--- Start ---

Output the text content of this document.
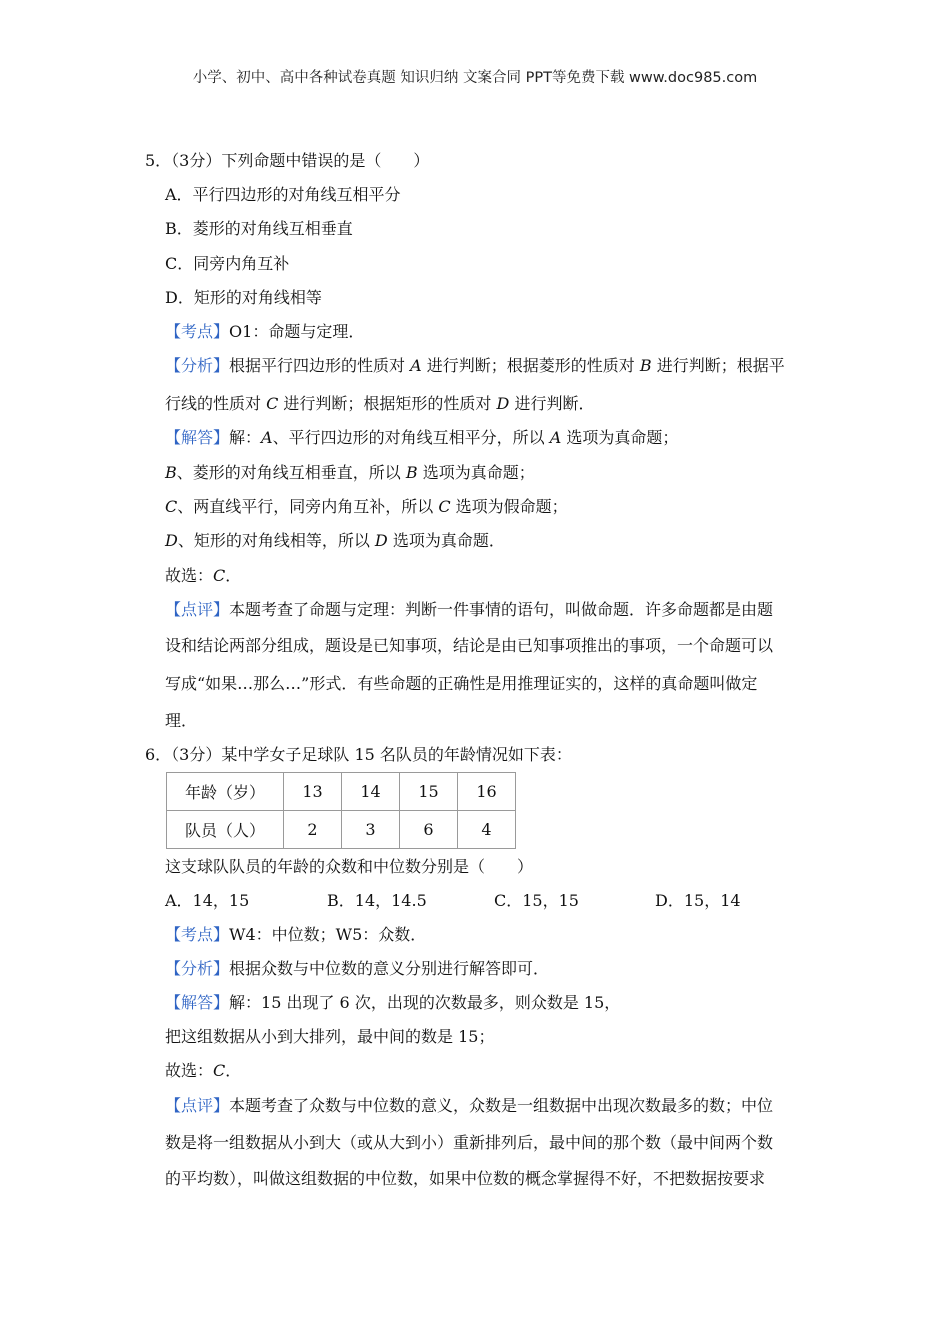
小学、初中、高中各种试卷真题 知识归纳 文案合同 PPT等免费下载 www.doc985.com
5．（3分）下列命题中错误的是（　　）
A．平行四边形的对角线互相平分
B．菱形的对角线互相垂直
C．同旁内角互补
D．矩形的对角线相等
【考点】O1：命题与定理．
【分析】根据平行四边形的性质对 A 进行判断；根据菱形的性质对 B 进行判断；根据平
行线的性质对 C 进行判断；根据矩形的性质对 D 进行判断．
【解答】解：A、平行四边形的对角线互相平分，所以 A 选项为真命题；
B、菱形的对角线互相垂直，所以 B 选项为真命题；
C、两直线平行，同旁内角互补，所以 C 选项为假命题；
D、矩形的对角线相等，所以 D 选项为真命题．
故选：C．
【点评】本题考查了命题与定理：判断一件事情的语句，叫做命题．许多命题都是由题
设和结论两部分组成，题设是已知事项，结论是由已知事项推出的事项，一个命题可以
写成“如果…那么…”形式．有些命题的正确性是用推理证实的，这样的真命题叫做定
理．
6．（3分）某中学女子足球队 15 名队员的年龄情况如下表：
年龄（岁）	13	14	15	16
队员（人）	2	3	6	4
这支球队队员的年龄的众数和中位数分别是（　　）
A．14，15	B．14，14.5	C．15，15	D．15，14
【考点】W4：中位数；W5：众数．
【分析】根据众数与中位数的意义分别进行解答即可．
【解答】解：15 出现了 6 次，出现的次数最多，则众数是 15，
把这组数据从小到大排列，最中间的数是 15；
故选：C．
【点评】本题考查了众数与中位数的意义，众数是一组数据中出现次数最多的数；中位
数是将一组数据从小到大（或从大到小）重新排列后，最中间的那个数（最中间两个数
的平均数），叫做这组数据的中位数，如果中位数的概念掌握得不好，不把数据按要求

--- End ---

__To do__
Reproduce every entry word for word, but skip any pictures.

__Solution to this problem__
Output the text content of this document.
小学、初中、高中各种试卷真题 知识归纳 文案合同 PPT等免费下载 www.doc985.com
5．（3分）下列命题中错误的是（　　）
A．平行四边形的对角线互相平分
B．菱形的对角线互相垂直
C．同旁内角互补
D．矩形的对角线相等
【考点】O1：命题与定理．
【分析】根据平行四边形的性质对 A 进行判断；根据菱形的性质对 B 进行判断；根据平
行线的性质对 C 进行判断；根据矩形的性质对 D 进行判断．
【解答】解：A、平行四边形的对角线互相平分，所以 A 选项为真命题；
B、菱形的对角线互相垂直，所以 B 选项为真命题；
C、两直线平行，同旁内角互补，所以 C 选项为假命题；
D、矩形的对角线相等，所以 D 选项为真命题．
故选：C．
【点评】本题考查了命题与定理：判断一件事情的语句，叫做命题．许多命题都是由题
设和结论两部分组成，题设是已知事项，结论是由已知事项推出的事项，一个命题可以
写成“如果…那么…”形式．有些命题的正确性是用推理证实的，这样的真命题叫做定
理．
6．（3分）某中学女子足球队 15 名队员的年龄情况如下表：
年龄（岁）	13	14	15	16
队员（人）	2	3	6	4
这支球队队员的年龄的众数和中位数分别是（　　）
A．14，15	B．14，14.5	C．15，15	D．15，14
【考点】W4：中位数；W5：众数．
【分析】根据众数与中位数的意义分别进行解答即可．
【解答】解：15 出现了 6 次，出现的次数最多，则众数是 15，
把这组数据从小到大排列，最中间的数是 15；
故选：C．
【点评】本题考查了众数与中位数的意义，众数是一组数据中出现次数最多的数；中位
数是将一组数据从小到大（或从大到小）重新排列后，最中间的那个数（最中间两个数
的平均数），叫做这组数据的中位数，如果中位数的概念掌握得不好，不把数据按要求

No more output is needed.